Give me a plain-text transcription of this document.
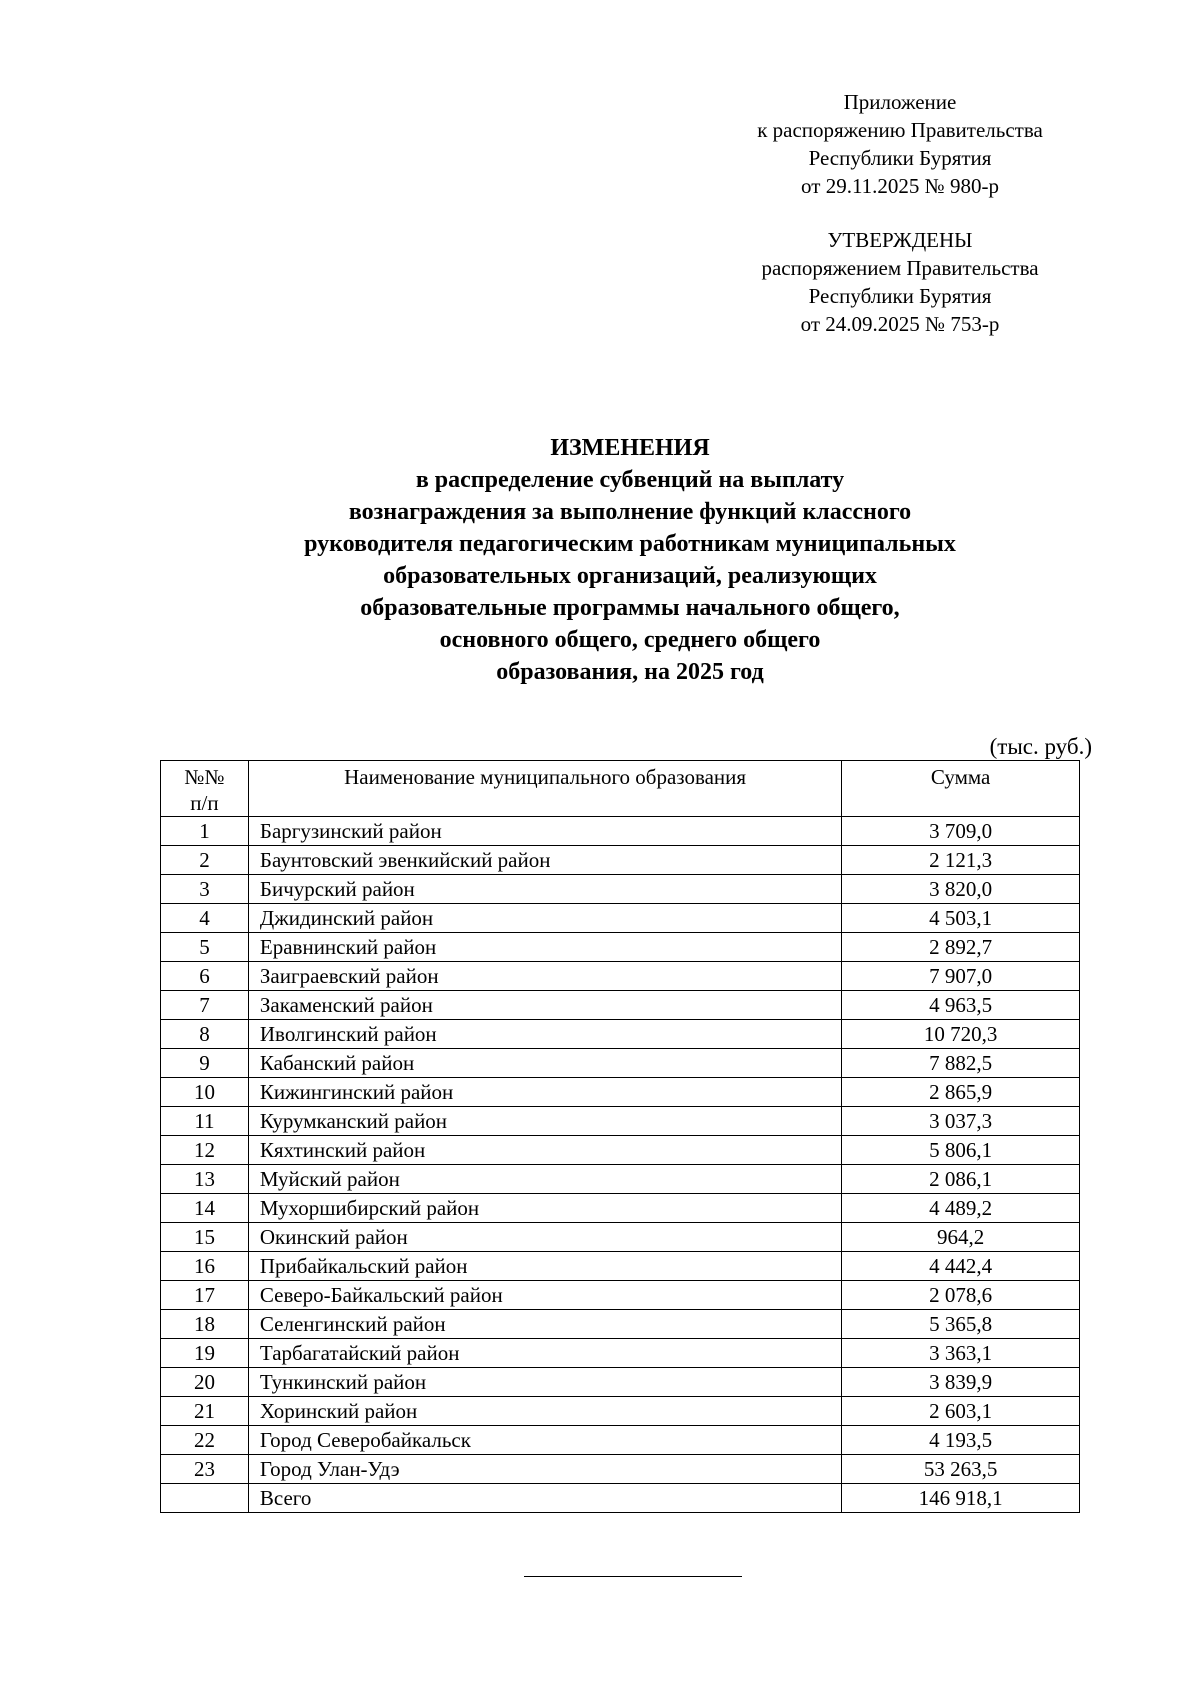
Приложение
к распоряжению Правительства
Республики Бурятия
от 29.11.2025 № 980-р
УТВЕРЖДЕНЫ
распоряжением Правительства
Республики Бурятия
от 24.09.2025 № 753-р
ИЗМЕНЕНИЯ
в распределение субвенций на выплату
вознаграждения за выполнение функций классного
руководителя педагогическим работникам муниципальных
образовательных организаций, реализующих
образовательные программы начального общего,
основного общего, среднего общего
образования, на 2025 год
(тыс. руб.)
№№
п/п	Наименование муниципального образования	Сумма
1	Баргузинский район	3 709,0
2	Баунтовский эвенкийский район	2 121,3
3	Бичурский район	3 820,0
4	Джидинский район	4 503,1
5	Еравнинский район	2 892,7
6	Заиграевский район	7 907,0
7	Закаменский район	4 963,5
8	Иволгинский район	10 720,3
9	Кабанский район	7 882,5
10	Кижингинский район	2 865,9
11	Курумканский район	3 037,3
12	Кяхтинский район	5 806,1
13	Муйский район	2 086,1
14	Мухоршибирский район	4 489,2
15	Окинский район	964,2
16	Прибайкальский район	4 442,4
17	Северо-Байкальский район	2 078,6
18	Селенгинский район	5 365,8
19	Тарбагатайский район	3 363,1
20	Тункинский район	3 839,9
21	Хоринский район	2 603,1
22	Город Северобайкальск	4 193,5
23	Город Улан-Удэ	53 263,5
	Всего	146 918,1
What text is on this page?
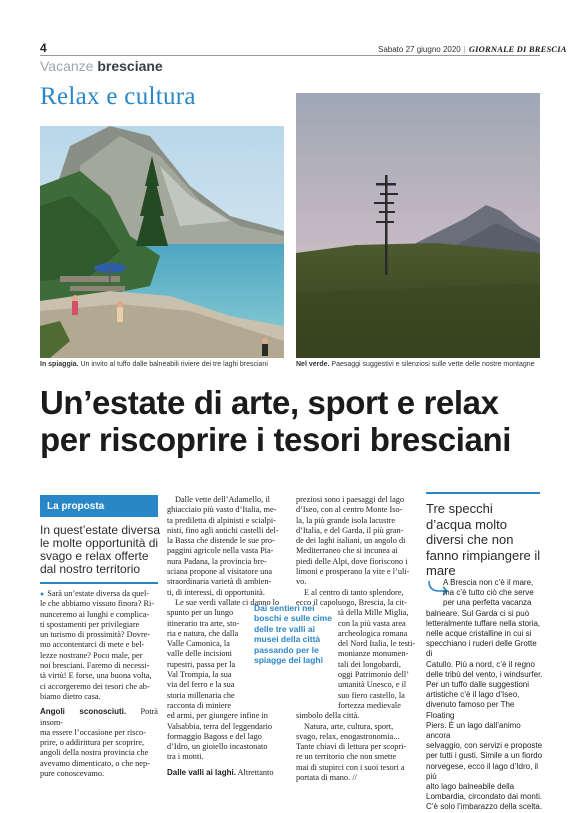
4	Sabato 27 giugno 2020 | GIORNALE DI BRESCIA
Vacanze bresciane
Relax e cultura
In spiaggia. Un invito al tuffo dalle balneabili riviere dei tre laghi bresciani	Nel verde. Paesaggi suggestivi e silenziosi sulle vette delle nostre montagne
Un’estate di arte, sport e relax
per riscoprire i tesori bresciani
La proposta
In quest’estate diversa le molte opportunità di svago e relax offerte dal nostro territorio
● Sarà un’estate diversa da quel-
le che abbiamo vissuto finora? Ri-
nunceremo ai lunghi e complica-
ti spostamenti per privilegiare
un turismo di prossimità? Dovre-
mo accontentarci di mete e bel-
lezze nostrane? Poco male, per
noi bresciani. Faremo di necessi-
tà virtù! E forse, una buona volta,
ci accorgeremo dei tesori che ab-
biamo dietro casa.
Angoli sconosciuti. Potrà insom-
ma essere l’occasione per risco-
prire, o addirittura per scoprire,
angoli della nostra provincia che
avevamo dimenticato, o che nep-
pure conoscevamo.
Dalle vette dell’Adamello, il
ghiacciaio più vasto d’Italia, me-
ta prediletta di alpinisti e scialpi-
nisti, fino agli antichi castelli del-
la Bassa che distende le sue pro-
paggini agricole nella vasta Pia-
nura Padana, la provincia bre-
sciana propone al visitatore una
straordinaria varietà di ambien-
ti, di interessi, di opportunità.
Le sue verdi vallate ci danno lo
spunto per un lungo
itinerario tra arte, sto-
ria e natura, che dalla
Valle Camonica, la
valle delle incisioni
rupestri, passa per la
Val Trompia, la sua
via del ferro e la sua
storia millenaria che
racconta di miniere
ed armi, per giungere infine in
Valsabbia, terra del leggendario
formaggio Bagoss e del lago
d’Idro, un gioiello incastonato
tra i monti.
Dalle valli ai laghi. Altrettanto
Dai sentieri nei boschi e sulle cime delle tre valli ai musei della città passando per le spiagge dei laghi
preziosi sono i paesaggi del lago
d’Iseo, con al centro Monte Iso-
la, la più grande isola lacustre
d’Italia, e del Garda, il più gran-
de dei laghi italiani, un angolo di
Mediterraneo che si incunea ai
piedi delle Alpi, dove fioriscono i
limoni e prosperano la vite e l’uli-
vo.
E al centro di tanto splendore,
ecco il capoluogo, Brescia, la cit-
tà della Mille Miglia,
con la più vasta area
archeologica romana
del Nord Italia, le testi-
monianze monumen-
tali dei longobardi,
oggi Patrimonio dell’
umanità Unesco, e il
suo fiero castello, la
fortezza medievale
simbolo della città.
Natura, arte, cultura, sport,
svago, relax, enogastronomia...
Tante chiavi di lettura per scopri-
re un territorio che non smette
mai di stupirci con i suoi tesori a
portata di mano. //
Tre specchi d’acqua molto diversi che non fanno rimpiangere il mare
A Brescia non c’è il mare,
ma c’è tutto ciò che serve
per una perfetta vacanza
balneare. Sul Garda ci si può
letteralmente tuffare nella storia,
nelle acque cristalline in cui si
specchiano i ruderi delle Grotte di
Catullo. Più a nord, c’è il regno
delle tribù del vento, i windsurfer.
Per un tuffo dalle suggestioni
artistiche c’è il lago d’Iseo,
divenuto famoso per The Floating
Piers. È un lago dall’animo ancora
selvaggio, con servizi e proposte
per tutti i gusti. Simile a un fiordo
norvegese, ecco il lago d’Idro, il più
alto lago balneabile della
Lombardia, circondato dai monti.
C’è solo l’imbarazzo della scelta.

=== DO THIS ===
Of the lines in the listing above, how many hold the string "cultura"? Reply with the number only.

=== RESULT OF THE TASK ===
2